Can the data below be echoed back word for word?

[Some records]
"""

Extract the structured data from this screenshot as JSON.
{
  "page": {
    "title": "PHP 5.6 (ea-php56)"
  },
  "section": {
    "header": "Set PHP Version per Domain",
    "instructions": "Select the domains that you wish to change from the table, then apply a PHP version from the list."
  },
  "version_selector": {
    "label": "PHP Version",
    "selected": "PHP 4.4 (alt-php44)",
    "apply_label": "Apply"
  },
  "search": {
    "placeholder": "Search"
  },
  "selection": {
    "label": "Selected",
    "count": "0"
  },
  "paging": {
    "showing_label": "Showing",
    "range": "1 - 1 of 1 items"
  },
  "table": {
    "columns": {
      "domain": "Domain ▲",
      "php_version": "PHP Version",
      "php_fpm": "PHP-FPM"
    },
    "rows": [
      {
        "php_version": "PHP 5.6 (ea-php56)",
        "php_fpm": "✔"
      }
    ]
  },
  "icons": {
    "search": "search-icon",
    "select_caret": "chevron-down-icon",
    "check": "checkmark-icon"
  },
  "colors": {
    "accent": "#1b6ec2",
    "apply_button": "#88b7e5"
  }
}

"""

▶ **Full solution**
Extract the structured data from this screenshot as JSON.
{
  "page": {
    "title": "PHP 5.6 (ea-php56)"
  },
  "section": {
    "header": "Set PHP Version per Domain",
    "instructions": "Select the domains that you wish to change from the table, then apply a PHP version from the list."
  },
  "version_selector": {
    "label": "PHP Version",
    "selected": "PHP 4.4 (alt-php44)",
    "apply_label": "Apply"
  },
  "search": {
    "placeholder": "Search"
  },
  "selection": {
    "label": "Selected",
    "count": "0"
  },
  "paging": {
    "showing_label": "Showing",
    "range": "1 - 1 of 1 items"
  },
  "table": {
    "columns": {
      "domain": "Domain ▲",
      "php_version": "PHP Version",
      "php_fpm": "PHP-FPM"
    },
    "rows": [
      {
        "php_version": "PHP 5.6 (ea-php56)",
        "php_fpm": "✔"
      }
    ]
  },
  "icons": {
    "search": "search-icon",
    "select_caret": "chevron-down-icon",
    "check": "checkmark-icon"
  },
  "colors": {
    "accent": "#1b6ec2",
    "apply_button": "#88b7e5"
  }
}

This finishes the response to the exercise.